All of the records below must be output exactly, with no pictures carried over.

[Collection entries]
+--
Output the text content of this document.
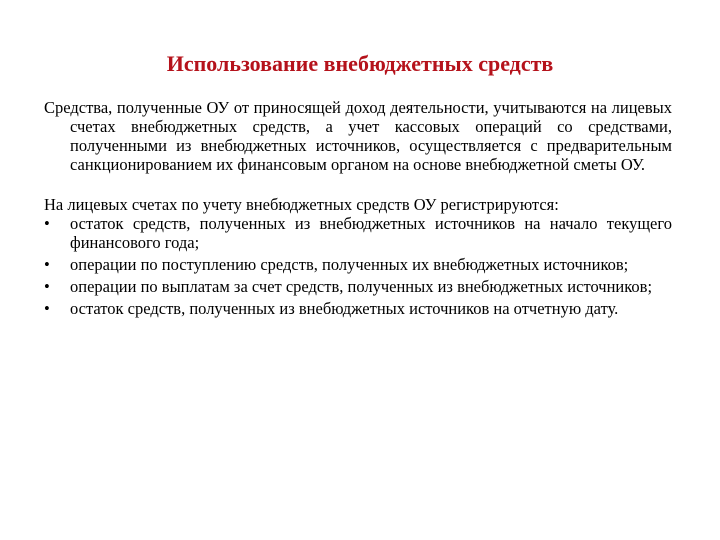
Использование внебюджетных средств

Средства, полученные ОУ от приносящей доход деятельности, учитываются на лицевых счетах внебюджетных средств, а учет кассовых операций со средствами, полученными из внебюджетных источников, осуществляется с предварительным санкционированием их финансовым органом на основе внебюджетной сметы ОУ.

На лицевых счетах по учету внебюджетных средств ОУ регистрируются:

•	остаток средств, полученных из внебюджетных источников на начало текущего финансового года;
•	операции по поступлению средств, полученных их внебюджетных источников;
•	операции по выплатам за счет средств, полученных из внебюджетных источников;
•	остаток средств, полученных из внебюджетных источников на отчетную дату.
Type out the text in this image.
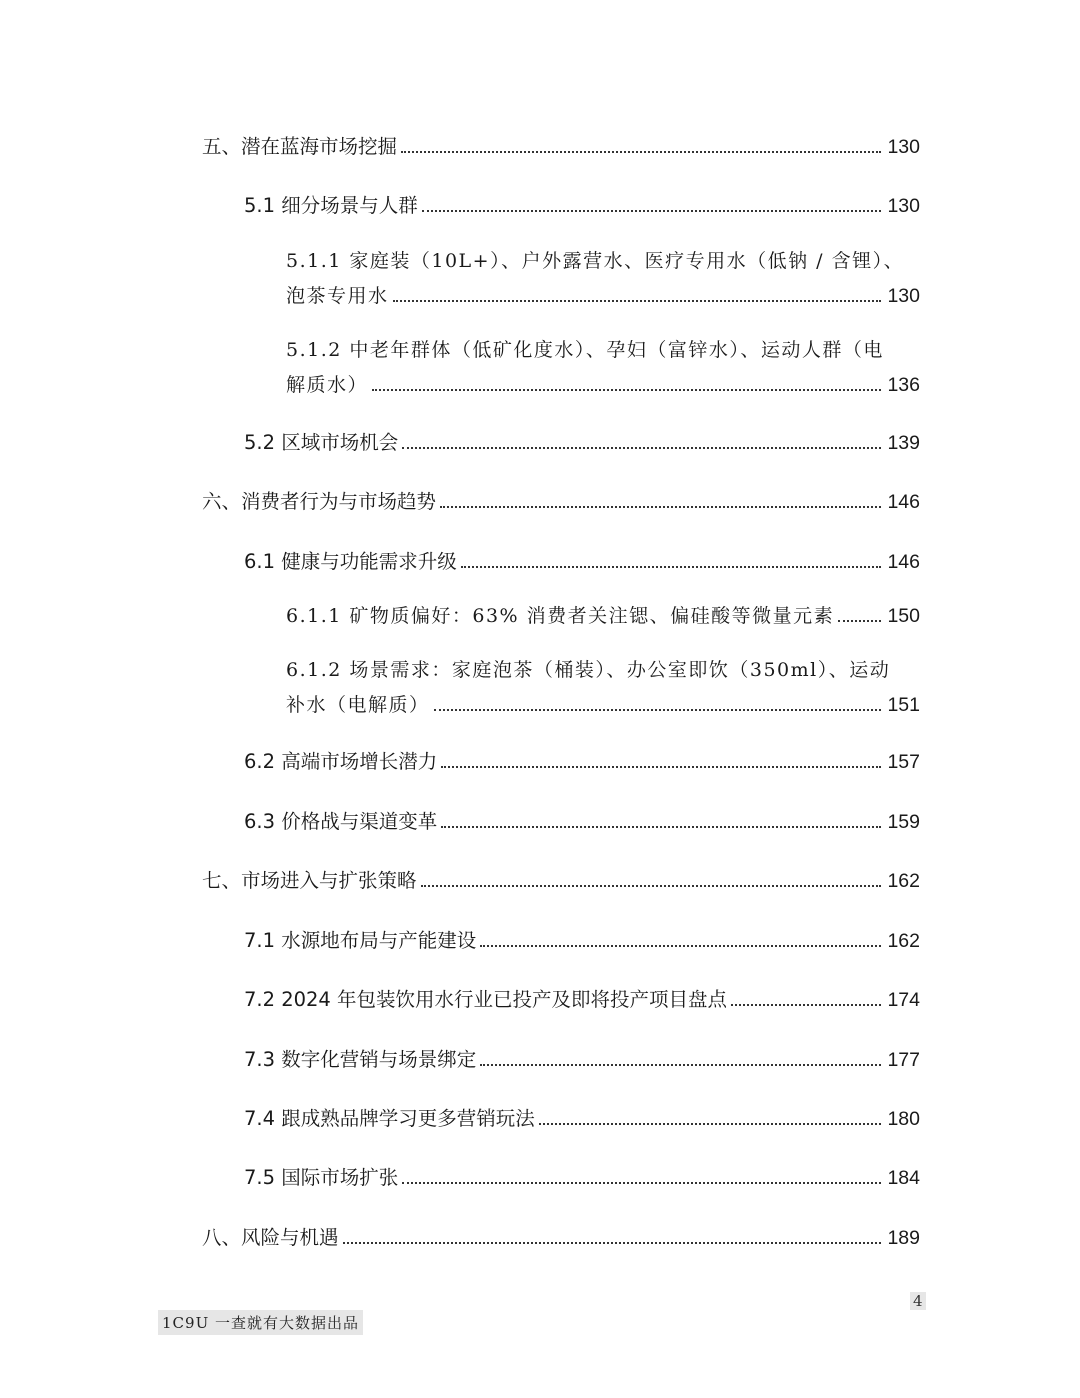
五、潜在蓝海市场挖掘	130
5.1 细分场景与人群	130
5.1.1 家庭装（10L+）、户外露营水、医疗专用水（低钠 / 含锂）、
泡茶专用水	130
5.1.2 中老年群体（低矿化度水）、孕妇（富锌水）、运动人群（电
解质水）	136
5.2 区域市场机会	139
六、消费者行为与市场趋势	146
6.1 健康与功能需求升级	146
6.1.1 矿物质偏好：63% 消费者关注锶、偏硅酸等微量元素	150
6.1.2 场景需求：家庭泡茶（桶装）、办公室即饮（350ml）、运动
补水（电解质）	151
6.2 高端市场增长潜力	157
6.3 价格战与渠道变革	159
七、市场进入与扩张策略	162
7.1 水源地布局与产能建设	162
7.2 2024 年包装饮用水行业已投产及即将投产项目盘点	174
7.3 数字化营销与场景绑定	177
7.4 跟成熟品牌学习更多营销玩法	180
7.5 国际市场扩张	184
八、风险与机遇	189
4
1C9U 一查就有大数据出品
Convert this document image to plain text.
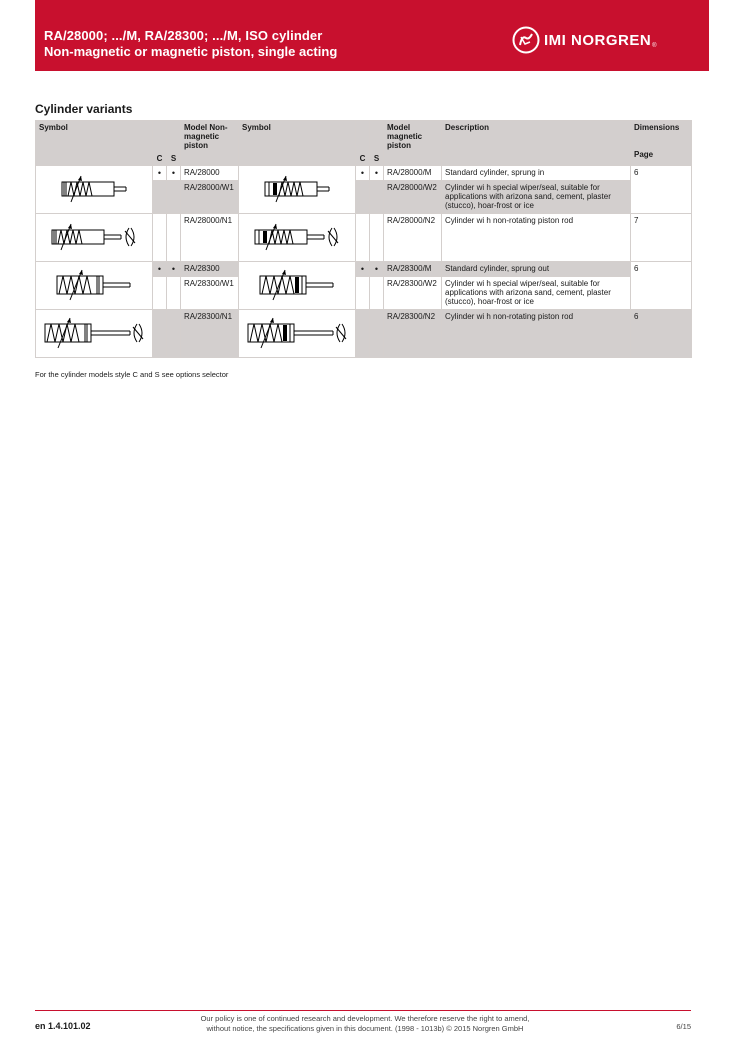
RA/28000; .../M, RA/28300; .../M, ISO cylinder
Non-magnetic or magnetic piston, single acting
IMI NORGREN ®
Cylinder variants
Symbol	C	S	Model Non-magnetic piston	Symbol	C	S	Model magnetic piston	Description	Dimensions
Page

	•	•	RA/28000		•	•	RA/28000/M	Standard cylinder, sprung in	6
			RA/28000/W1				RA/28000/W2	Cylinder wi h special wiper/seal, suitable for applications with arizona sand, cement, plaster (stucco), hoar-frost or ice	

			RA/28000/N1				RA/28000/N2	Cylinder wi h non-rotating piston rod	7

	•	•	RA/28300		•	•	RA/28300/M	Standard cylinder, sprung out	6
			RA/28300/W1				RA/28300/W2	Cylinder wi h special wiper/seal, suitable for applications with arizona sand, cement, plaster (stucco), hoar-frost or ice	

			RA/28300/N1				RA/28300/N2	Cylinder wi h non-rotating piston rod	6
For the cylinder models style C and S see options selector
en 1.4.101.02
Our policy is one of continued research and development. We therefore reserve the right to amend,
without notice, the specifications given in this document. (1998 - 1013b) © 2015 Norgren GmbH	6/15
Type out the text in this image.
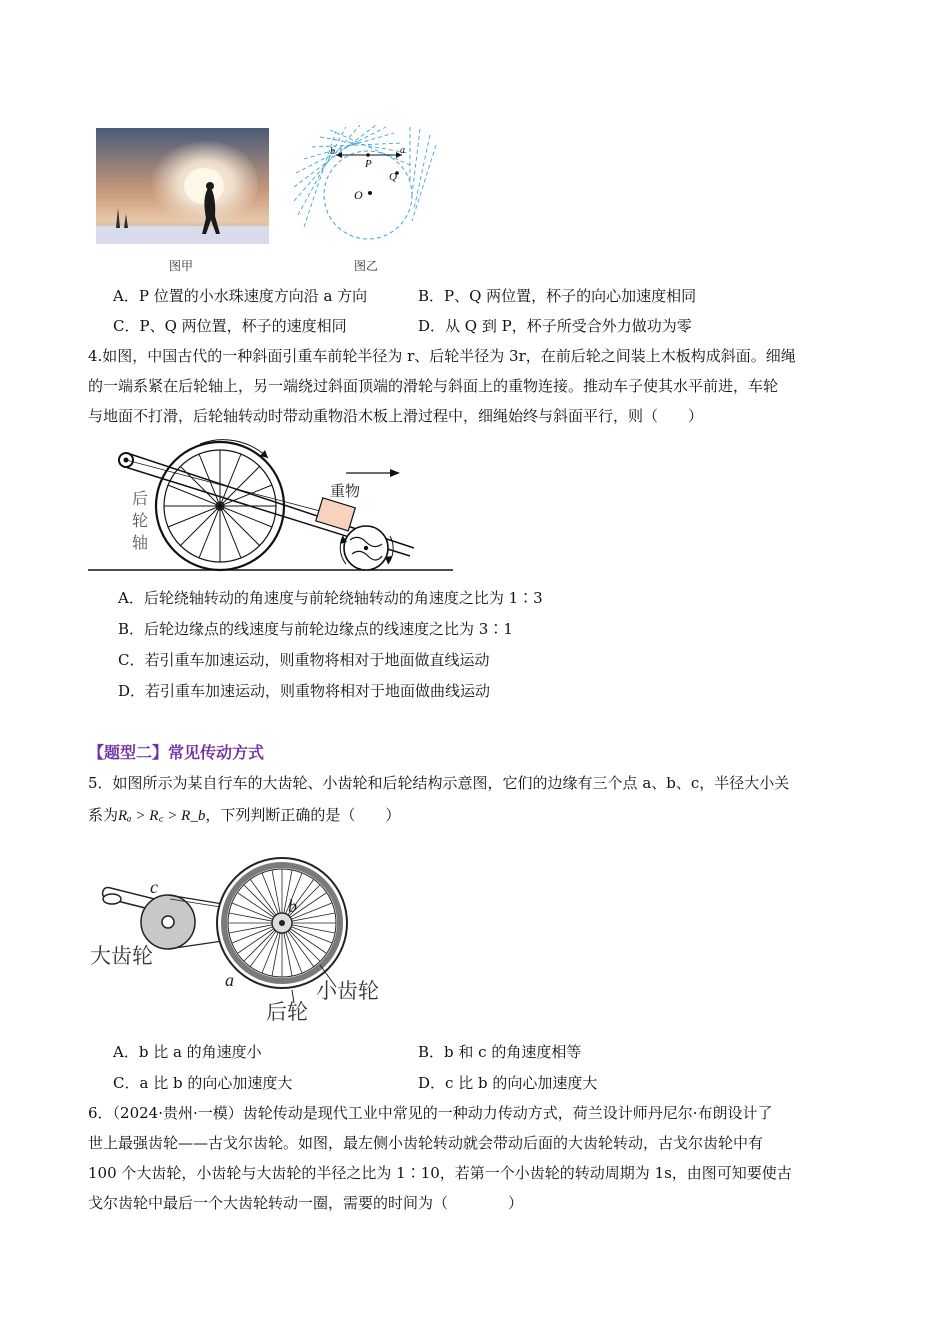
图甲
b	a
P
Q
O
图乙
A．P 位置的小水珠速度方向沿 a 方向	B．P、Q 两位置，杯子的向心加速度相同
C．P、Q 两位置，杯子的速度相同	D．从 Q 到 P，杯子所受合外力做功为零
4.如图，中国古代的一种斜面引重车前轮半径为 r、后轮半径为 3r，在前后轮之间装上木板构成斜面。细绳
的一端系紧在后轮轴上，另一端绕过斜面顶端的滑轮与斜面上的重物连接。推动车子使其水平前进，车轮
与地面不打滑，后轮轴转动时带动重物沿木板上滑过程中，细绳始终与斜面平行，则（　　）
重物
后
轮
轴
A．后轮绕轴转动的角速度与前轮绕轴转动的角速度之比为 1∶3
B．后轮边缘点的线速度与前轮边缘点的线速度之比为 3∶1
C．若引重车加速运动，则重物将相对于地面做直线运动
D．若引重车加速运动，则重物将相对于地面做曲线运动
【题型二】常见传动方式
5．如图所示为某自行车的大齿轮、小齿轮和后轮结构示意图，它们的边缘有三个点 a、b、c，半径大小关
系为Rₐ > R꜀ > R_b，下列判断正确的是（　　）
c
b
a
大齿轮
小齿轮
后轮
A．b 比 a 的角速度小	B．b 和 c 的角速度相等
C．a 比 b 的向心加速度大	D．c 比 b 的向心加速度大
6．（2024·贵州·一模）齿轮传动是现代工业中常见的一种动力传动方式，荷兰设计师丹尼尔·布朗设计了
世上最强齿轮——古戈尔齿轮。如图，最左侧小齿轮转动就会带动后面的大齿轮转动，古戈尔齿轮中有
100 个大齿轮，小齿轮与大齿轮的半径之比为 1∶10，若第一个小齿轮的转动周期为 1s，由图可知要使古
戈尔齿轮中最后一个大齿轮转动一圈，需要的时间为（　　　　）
+--
» **OUTPUT OF THE EXERCISE**
Output the text content of this document.
Использование внебюджетных средств

Средства, полученные ОУ от приносящей доход деятельности, учитываются на лицевых счетах внебюджетных средств, а учет кассовых операций со средствами, полученными из внебюджетных источников, осуществляется с предварительным санкционированием их финансовым органом на основе внебюджетной сметы ОУ.

На лицевых счетах по учету внебюджетных средств ОУ регистрируются:

•	остаток средств, полученных из внебюджетных источников на начало текущего финансового года;
•	операции по поступлению средств, полученных их внебюджетных источников;
•	операции по выплатам за счет средств, полученных из внебюджетных источников;
•	остаток средств, полученных из внебюджетных источников на отчетную дату.
Type out the text in this image.
五、潜在蓝海市场挖掘	130
5.1 细分场景与人群	130
5.1.1 家庭装（10L+）、户外露营水、医疗专用水（低钠 / 含锂）、
泡茶专用水	130
5.1.2 中老年群体（低矿化度水）、孕妇（富锌水）、运动人群（电
解质水）	136
5.2 区域市场机会	139
六、消费者行为与市场趋势	146
6.1 健康与功能需求升级	146
6.1.1 矿物质偏好：63% 消费者关注锶、偏硅酸等微量元素	150
6.1.2 场景需求：家庭泡茶（桶装）、办公室即饮（350ml）、运动
补水（电解质）	151
6.2 高端市场增长潜力	157
6.3 价格战与渠道变革	159
七、市场进入与扩张策略	162
7.1 水源地布局与产能建设	162
7.2 2024 年包装饮用水行业已投产及即将投产项目盘点	174
7.3 数字化营销与场景绑定	177
7.4 跟成熟品牌学习更多营销玩法	180
7.5 国际市场扩张	184
八、风险与机遇	189
4
1C9U 一查就有大数据出品
Convert this document image to plain text.
RA/28000; .../M, RA/28300; .../M, ISO cylinder
Non-magnetic or magnetic piston, single acting
IMI NORGREN ®
Cylinder variants
Symbol	C	S	Model Non-magnetic piston	Symbol	C	S	Model magnetic piston	Description	Dimensions
Page

	•	•	RA/28000		•	•	RA/28000/M	Standard cylinder, sprung in	6
			RA/28000/W1				RA/28000/W2	Cylinder wi h special wiper/seal, suitable for applications with arizona sand, cement, plaster (stucco), hoar-frost or ice	

			RA/28000/N1				RA/28000/N2	Cylinder wi h non-rotating piston rod	7

	•	•	RA/28300		•	•	RA/28300/M	Standard cylinder, sprung out	6
			RA/28300/W1				RA/28300/W2	Cylinder wi h special wiper/seal, suitable for applications with arizona sand, cement, plaster (stucco), hoar-frost or ice	

			RA/28300/N1				RA/28300/N2	Cylinder wi h non-rotating piston rod	6
For the cylinder models style C and S see options selector
en 1.4.101.02
Our policy is one of continued research and development. We therefore reserve the right to amend,
without notice, the specifications given in this document. (1998 - 1013b) © 2015 Norgren GmbH	6/15
Type out the text in this image.
图甲
b	a
P
Q
O
图乙
A．P 位置的小水珠速度方向沿 a 方向	B．P、Q 两位置，杯子的向心加速度相同
C．P、Q 两位置，杯子的速度相同	D．从 Q 到 P，杯子所受合外力做功为零
4.如图，中国古代的一种斜面引重车前轮半径为 r、后轮半径为 3r，在前后轮之间装上木板构成斜面。细绳
的一端系紧在后轮轴上，另一端绕过斜面顶端的滑轮与斜面上的重物连接。推动车子使其水平前进，车轮
与地面不打滑，后轮轴转动时带动重物沿木板上滑过程中，细绳始终与斜面平行，则（　　）
重物
后
轮
轴
A．后轮绕轴转动的角速度与前轮绕轴转动的角速度之比为 1∶3
B．后轮边缘点的线速度与前轮边缘点的线速度之比为 3∶1
C．若引重车加速运动，则重物将相对于地面做直线运动
D．若引重车加速运动，则重物将相对于地面做曲线运动
【题型二】常见传动方式
5．如图所示为某自行车的大齿轮、小齿轮和后轮结构示意图，它们的边缘有三个点 a、b、c，半径大小关
系为Rₐ > R꜀ > R_b，下列判断正确的是（　　）
c
b
a
大齿轮
小齿轮
后轮
A．b 比 a 的角速度小	B．b 和 c 的角速度相等
C．a 比 b 的向心加速度大	D．c 比 b 的向心加速度大
6．（2024·贵州·一模）齿轮传动是现代工业中常见的一种动力传动方式，荷兰设计师丹尼尔·布朗设计了
世上最强齿轮——古戈尔齿轮。如图，最左侧小齿轮转动就会带动后面的大齿轮转动，古戈尔齿轮中有
100 个大齿轮，小齿轮与大齿轮的半径之比为 1∶10，若第一个小齿轮的转动周期为 1s，由图可知要使古
戈尔齿轮中最后一个大齿轮转动一圈，需要的时间为（　　　　）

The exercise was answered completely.